*REQUIREMENTS*. Return the entries verbatim and drop every picture.

--- Begin DATASET EXTRACT ---

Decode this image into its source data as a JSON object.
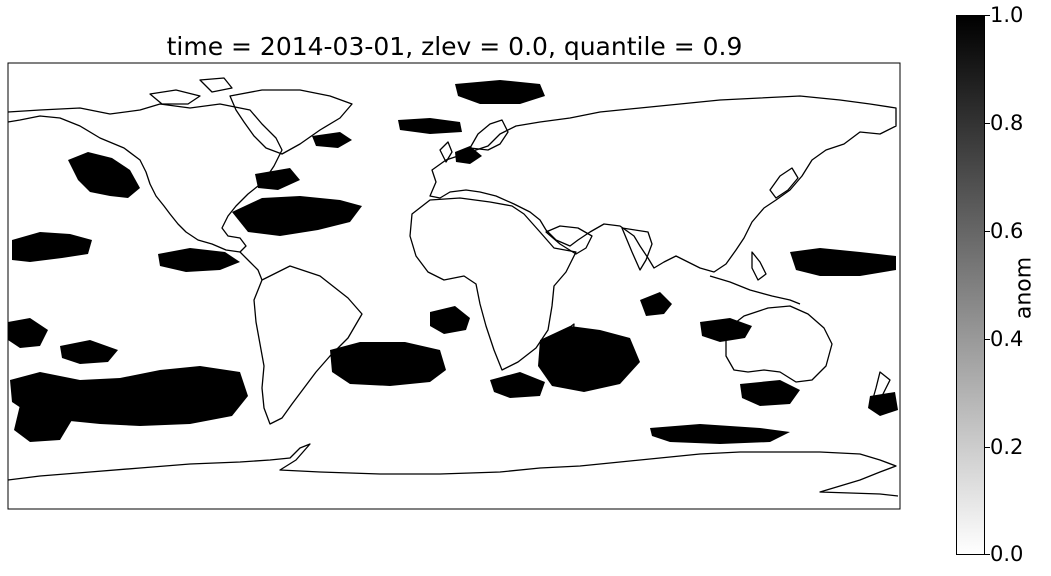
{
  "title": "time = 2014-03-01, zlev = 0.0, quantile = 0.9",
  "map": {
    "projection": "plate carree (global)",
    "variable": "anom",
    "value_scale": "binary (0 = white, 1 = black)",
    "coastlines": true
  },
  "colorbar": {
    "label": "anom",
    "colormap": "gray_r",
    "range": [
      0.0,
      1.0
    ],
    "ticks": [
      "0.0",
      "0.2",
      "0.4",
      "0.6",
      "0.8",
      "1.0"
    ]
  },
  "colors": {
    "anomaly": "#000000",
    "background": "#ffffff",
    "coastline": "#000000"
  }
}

--- End DATASET EXTRACT ---

*OUTPUT OF THE EXERCISE*.
Decode this image into its source data as a JSON object.
{
  "title": "time = 2014-03-01, zlev = 0.0, quantile = 0.9",
  "map": {
    "projection": "plate carree (global)",
    "variable": "anom",
    "value_scale": "binary (0 = white, 1 = black)",
    "coastlines": true
  },
  "colorbar": {
    "label": "anom",
    "colormap": "gray_r",
    "range": [
      0.0,
      1.0
    ],
    "ticks": [
      "0.0",
      "0.2",
      "0.4",
      "0.6",
      "0.8",
      "1.0"
    ]
  },
  "colors": {
    "anomaly": "#000000",
    "background": "#ffffff",
    "coastline": "#000000"
  }
}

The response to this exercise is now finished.